**Task prompt:** Copy every line from the material below that holds "error".

**Dataset records:**
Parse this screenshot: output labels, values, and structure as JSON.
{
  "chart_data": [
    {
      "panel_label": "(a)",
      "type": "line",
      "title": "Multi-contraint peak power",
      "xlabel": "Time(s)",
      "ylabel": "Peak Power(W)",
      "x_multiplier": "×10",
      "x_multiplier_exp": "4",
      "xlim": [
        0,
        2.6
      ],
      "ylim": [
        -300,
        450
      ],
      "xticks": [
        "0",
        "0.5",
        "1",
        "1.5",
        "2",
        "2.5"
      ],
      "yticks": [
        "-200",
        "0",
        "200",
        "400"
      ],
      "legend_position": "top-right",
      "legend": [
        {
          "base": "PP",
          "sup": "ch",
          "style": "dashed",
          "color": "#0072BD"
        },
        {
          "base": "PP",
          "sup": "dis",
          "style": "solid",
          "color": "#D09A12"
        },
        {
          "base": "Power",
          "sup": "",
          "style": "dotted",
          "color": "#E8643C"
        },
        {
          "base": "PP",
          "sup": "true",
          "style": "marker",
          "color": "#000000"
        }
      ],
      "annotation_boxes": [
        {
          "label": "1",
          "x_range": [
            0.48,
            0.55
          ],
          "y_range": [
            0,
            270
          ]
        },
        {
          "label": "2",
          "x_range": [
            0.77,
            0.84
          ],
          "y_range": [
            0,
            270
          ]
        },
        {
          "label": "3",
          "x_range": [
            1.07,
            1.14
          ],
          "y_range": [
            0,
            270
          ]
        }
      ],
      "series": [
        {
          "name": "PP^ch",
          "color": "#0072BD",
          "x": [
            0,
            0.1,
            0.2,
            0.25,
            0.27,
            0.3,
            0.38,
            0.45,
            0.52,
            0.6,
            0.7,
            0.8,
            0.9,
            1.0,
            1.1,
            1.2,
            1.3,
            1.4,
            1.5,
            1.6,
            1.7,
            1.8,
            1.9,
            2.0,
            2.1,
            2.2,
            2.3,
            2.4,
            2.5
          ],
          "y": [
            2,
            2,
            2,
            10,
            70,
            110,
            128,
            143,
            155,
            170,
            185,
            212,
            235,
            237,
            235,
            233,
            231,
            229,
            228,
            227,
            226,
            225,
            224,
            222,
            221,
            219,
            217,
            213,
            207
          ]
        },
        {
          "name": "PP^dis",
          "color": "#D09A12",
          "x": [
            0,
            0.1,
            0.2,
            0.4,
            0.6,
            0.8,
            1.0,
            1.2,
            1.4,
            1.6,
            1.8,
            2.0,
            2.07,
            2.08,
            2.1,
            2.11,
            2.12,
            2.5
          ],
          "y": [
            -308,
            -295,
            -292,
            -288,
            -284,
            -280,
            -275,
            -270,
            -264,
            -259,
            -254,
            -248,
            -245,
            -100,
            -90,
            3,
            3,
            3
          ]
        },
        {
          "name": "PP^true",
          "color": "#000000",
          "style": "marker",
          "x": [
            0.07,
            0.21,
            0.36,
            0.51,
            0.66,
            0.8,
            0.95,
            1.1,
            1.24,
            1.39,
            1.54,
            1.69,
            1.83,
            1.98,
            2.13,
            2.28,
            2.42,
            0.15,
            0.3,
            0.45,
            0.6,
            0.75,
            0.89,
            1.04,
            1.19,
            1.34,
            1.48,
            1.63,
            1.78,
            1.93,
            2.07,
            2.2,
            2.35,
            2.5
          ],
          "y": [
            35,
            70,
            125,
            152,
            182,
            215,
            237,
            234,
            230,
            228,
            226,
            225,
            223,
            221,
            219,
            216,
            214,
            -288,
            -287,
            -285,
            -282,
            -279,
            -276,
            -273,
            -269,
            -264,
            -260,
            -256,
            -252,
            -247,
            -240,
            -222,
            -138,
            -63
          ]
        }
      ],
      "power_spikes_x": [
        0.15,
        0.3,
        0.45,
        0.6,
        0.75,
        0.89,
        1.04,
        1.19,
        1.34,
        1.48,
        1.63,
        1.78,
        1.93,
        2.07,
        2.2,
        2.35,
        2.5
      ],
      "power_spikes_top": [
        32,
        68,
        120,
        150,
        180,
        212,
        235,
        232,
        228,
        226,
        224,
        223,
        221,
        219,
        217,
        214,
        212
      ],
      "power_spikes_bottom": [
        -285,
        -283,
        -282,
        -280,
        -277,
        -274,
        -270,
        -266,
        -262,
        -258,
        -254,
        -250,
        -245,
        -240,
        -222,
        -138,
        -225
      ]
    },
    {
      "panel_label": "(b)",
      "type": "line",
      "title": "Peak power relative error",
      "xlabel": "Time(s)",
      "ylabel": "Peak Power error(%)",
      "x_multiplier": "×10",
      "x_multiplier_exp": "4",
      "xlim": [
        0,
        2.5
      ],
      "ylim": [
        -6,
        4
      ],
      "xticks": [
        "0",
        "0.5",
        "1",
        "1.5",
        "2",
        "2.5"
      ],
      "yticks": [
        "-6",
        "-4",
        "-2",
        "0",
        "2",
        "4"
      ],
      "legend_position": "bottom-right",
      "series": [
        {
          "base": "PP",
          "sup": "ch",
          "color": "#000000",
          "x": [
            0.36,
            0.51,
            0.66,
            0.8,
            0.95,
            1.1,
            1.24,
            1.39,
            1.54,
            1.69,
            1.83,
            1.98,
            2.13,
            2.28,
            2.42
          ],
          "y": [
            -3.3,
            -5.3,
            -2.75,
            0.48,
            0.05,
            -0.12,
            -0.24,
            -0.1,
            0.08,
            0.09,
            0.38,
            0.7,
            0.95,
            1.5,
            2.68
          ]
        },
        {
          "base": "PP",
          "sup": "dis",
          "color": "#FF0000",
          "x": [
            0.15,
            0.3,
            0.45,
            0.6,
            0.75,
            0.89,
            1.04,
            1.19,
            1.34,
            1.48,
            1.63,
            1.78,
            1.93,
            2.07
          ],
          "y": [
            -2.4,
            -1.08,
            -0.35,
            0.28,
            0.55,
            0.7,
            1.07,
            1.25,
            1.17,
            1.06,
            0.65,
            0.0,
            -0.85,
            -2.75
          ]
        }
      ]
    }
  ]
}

**Solved problem:**
      "title": "Peak power relative error",
      "ylabel": "Peak Power error(%)",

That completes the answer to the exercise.